◆ Material to process ◆
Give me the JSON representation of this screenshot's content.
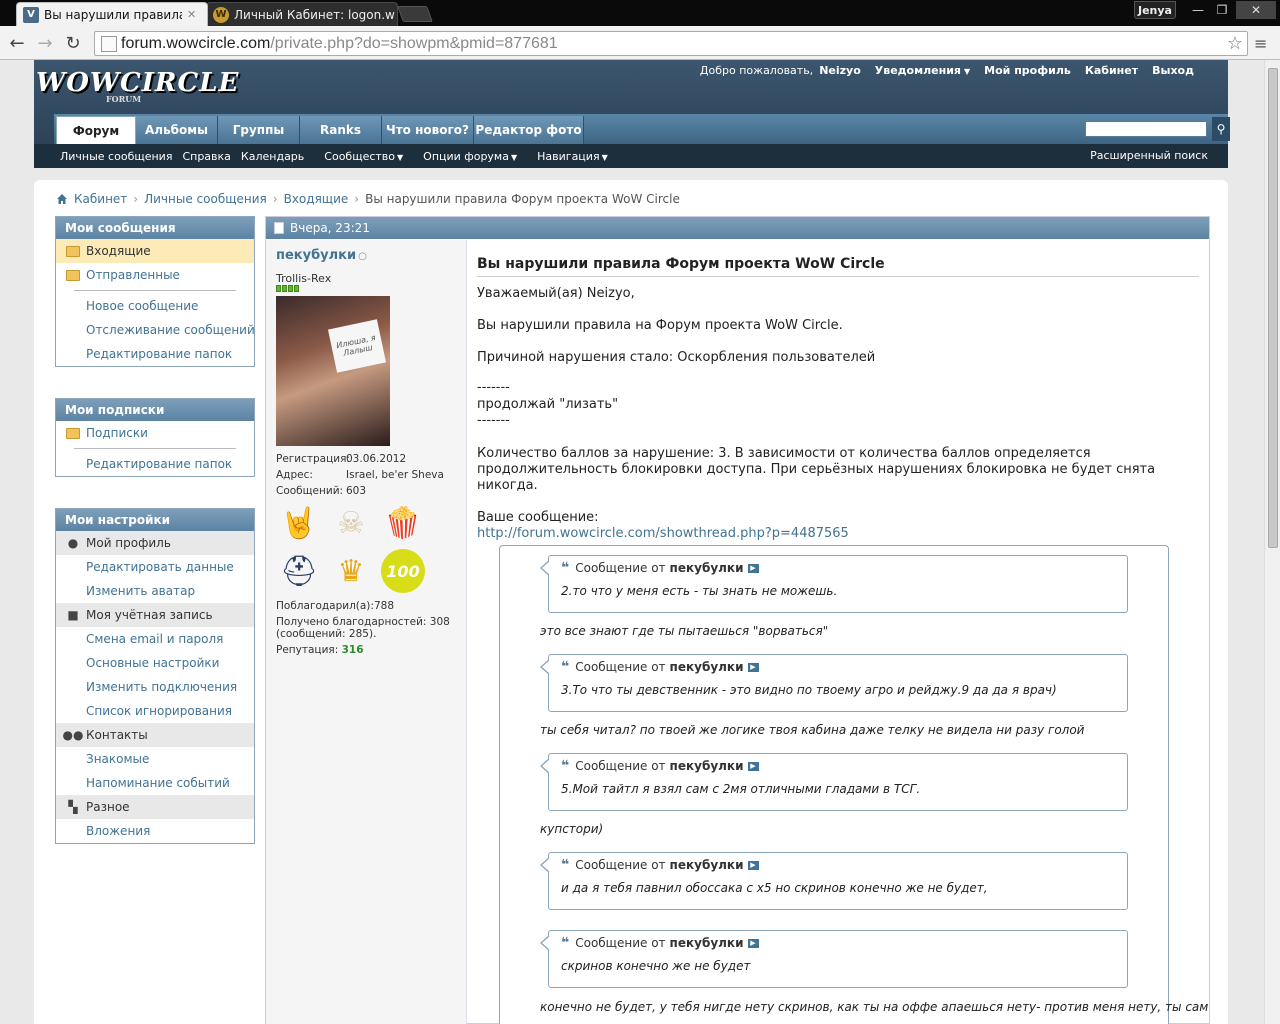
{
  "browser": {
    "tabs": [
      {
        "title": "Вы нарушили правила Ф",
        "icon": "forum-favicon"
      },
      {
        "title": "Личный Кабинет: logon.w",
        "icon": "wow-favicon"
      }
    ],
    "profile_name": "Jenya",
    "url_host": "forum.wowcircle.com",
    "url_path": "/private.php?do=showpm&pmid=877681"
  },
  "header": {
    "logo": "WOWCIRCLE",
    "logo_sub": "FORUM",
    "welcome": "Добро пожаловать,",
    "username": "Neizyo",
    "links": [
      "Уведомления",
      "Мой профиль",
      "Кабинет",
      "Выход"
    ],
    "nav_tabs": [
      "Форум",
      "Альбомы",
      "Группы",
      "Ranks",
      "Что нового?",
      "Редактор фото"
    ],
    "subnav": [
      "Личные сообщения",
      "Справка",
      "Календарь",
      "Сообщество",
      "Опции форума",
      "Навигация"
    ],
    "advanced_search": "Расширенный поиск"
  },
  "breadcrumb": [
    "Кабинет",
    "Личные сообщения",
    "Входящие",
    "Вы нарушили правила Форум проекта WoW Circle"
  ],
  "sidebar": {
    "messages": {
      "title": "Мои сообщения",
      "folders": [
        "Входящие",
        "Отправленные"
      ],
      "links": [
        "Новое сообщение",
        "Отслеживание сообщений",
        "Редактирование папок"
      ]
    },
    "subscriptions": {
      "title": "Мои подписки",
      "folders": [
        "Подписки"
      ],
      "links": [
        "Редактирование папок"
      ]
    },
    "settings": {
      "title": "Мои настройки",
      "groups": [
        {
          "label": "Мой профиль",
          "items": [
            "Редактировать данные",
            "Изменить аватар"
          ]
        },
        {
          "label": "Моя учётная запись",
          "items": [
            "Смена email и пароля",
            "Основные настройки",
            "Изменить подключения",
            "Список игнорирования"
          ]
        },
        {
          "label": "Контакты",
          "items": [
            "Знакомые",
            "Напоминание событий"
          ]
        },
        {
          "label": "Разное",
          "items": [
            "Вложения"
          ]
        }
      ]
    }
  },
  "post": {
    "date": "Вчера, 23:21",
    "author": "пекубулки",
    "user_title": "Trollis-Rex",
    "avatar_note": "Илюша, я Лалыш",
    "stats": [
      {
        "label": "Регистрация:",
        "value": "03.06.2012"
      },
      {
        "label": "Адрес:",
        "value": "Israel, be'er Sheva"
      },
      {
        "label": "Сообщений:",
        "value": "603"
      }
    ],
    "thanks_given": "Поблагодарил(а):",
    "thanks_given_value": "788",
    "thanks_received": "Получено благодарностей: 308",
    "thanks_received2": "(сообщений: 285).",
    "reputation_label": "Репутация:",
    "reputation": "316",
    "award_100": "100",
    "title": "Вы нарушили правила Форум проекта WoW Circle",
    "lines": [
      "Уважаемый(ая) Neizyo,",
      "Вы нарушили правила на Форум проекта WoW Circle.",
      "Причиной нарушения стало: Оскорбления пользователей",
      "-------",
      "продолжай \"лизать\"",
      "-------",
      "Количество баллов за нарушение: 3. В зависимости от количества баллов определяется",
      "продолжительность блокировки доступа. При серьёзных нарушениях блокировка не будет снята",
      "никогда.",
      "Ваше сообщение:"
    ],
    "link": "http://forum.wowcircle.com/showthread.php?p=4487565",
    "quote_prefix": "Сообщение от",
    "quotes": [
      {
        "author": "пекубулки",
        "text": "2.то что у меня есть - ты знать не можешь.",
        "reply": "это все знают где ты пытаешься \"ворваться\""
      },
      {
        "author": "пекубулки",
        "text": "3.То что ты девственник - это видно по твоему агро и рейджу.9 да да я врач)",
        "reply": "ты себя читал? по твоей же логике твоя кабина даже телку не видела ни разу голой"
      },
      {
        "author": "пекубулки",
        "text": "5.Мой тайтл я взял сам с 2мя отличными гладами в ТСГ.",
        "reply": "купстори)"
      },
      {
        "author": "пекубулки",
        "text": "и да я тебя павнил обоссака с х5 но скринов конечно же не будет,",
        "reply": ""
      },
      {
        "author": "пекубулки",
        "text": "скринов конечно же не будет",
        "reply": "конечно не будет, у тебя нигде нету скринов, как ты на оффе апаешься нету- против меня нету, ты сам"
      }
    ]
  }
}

◆ Stated exercise ◆
Return only those lines of the records that contain the string "Neizyo".

◆ Correct answer ◆
    "username": "Neizyo",
      "Уважаемый(ая) Neizyo,",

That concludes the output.